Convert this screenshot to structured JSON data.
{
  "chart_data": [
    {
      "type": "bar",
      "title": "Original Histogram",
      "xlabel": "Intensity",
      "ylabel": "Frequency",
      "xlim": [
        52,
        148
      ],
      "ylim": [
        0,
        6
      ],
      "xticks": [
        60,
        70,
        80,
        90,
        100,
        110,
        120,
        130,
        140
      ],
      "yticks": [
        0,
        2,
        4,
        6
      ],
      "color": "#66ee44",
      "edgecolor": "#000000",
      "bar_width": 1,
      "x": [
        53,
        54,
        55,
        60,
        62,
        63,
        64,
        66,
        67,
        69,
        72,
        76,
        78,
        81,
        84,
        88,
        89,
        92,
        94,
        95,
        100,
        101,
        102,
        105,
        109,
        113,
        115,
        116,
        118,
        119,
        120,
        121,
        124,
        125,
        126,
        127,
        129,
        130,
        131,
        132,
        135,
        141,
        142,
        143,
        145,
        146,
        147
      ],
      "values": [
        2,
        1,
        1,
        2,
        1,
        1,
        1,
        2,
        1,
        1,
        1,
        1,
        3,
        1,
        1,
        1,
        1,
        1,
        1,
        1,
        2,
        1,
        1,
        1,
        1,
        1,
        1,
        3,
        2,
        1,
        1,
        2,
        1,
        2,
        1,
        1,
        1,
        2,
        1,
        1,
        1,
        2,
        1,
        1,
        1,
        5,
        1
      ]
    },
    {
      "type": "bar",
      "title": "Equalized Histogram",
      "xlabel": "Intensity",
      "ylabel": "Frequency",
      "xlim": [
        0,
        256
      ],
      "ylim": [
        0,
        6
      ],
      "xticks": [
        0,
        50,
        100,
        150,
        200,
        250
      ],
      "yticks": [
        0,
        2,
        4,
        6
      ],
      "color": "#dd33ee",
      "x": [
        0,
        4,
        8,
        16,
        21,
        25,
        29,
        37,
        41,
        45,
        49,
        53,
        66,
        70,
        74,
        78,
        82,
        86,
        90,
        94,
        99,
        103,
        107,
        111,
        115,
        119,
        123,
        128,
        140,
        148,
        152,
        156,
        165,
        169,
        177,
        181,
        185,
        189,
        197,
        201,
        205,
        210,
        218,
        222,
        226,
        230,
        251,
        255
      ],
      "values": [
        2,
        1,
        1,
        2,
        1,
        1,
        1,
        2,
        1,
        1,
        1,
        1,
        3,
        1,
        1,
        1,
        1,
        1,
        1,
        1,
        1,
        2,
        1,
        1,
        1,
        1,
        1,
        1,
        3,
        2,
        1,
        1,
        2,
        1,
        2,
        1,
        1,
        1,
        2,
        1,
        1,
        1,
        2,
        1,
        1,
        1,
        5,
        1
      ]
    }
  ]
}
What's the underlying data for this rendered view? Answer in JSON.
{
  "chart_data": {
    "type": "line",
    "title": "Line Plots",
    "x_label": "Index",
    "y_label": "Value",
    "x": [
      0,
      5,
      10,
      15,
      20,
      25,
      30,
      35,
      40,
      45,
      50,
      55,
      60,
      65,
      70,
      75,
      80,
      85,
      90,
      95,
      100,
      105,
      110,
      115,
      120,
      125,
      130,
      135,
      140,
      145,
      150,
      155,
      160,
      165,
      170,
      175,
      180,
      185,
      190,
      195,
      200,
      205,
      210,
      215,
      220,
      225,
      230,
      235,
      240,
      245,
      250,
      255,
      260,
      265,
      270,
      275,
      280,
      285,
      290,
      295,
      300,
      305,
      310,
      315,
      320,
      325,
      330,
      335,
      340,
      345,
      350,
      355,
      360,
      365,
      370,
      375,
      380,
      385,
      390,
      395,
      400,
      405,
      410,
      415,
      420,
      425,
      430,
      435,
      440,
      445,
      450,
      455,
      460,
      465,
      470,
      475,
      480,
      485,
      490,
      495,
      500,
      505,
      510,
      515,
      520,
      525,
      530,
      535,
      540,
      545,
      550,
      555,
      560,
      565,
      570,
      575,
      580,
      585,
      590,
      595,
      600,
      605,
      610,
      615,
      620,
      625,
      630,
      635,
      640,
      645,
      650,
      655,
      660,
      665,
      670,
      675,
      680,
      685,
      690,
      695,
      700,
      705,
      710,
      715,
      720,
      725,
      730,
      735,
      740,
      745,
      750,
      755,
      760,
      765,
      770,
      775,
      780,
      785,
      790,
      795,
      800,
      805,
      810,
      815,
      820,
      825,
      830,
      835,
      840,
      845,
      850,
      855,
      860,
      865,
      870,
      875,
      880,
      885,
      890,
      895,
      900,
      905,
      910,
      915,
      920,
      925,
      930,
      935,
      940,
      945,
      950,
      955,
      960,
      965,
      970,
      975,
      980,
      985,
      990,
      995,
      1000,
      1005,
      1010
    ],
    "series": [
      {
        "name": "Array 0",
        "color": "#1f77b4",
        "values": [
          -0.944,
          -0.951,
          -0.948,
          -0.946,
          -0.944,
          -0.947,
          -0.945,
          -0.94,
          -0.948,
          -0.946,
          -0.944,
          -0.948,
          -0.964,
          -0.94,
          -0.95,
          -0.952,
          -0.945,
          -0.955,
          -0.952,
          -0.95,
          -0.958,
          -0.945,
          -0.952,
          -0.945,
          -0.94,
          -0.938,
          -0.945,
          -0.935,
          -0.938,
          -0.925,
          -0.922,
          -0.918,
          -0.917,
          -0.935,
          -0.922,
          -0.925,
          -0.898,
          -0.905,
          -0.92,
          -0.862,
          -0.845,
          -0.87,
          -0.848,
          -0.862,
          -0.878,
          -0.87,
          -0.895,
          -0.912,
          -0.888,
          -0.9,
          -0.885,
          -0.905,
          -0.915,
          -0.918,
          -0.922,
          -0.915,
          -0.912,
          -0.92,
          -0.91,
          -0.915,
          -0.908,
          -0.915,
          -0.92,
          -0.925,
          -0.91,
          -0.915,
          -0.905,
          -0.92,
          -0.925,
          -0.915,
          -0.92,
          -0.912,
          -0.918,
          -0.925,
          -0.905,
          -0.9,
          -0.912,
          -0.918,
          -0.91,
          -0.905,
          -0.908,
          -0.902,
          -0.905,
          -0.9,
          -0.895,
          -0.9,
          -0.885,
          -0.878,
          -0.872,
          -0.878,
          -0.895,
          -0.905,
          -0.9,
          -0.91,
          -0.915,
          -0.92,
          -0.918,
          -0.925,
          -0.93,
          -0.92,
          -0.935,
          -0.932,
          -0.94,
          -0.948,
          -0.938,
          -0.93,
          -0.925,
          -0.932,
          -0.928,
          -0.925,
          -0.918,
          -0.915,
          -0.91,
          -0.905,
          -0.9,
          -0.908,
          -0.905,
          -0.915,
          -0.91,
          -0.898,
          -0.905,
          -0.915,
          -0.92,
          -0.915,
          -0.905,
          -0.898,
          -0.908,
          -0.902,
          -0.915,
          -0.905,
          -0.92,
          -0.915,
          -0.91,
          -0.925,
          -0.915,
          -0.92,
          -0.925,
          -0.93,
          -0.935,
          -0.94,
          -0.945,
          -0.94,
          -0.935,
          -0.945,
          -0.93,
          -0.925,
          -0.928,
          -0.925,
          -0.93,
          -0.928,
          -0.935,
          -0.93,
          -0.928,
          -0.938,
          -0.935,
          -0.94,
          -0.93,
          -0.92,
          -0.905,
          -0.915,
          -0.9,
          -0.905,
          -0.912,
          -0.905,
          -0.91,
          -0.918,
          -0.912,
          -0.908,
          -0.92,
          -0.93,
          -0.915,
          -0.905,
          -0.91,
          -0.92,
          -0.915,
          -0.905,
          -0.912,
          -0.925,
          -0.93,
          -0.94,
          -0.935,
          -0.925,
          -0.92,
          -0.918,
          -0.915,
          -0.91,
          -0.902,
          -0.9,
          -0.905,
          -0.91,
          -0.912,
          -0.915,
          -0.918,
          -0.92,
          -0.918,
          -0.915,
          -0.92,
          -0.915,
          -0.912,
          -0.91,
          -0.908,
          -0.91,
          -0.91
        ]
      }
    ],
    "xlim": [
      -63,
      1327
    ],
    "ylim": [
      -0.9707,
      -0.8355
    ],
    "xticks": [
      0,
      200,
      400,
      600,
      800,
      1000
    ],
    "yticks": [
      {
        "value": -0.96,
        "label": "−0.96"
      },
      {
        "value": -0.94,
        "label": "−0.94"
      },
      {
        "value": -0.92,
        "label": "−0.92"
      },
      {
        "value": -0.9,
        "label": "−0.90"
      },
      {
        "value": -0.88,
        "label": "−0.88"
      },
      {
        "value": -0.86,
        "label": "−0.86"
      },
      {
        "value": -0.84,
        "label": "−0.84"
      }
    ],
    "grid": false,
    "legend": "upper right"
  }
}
■ ■ ■ ■ ■
Objective — In the records above, how many lines contain the string "title"? State that number only.

Output of the exercise — 3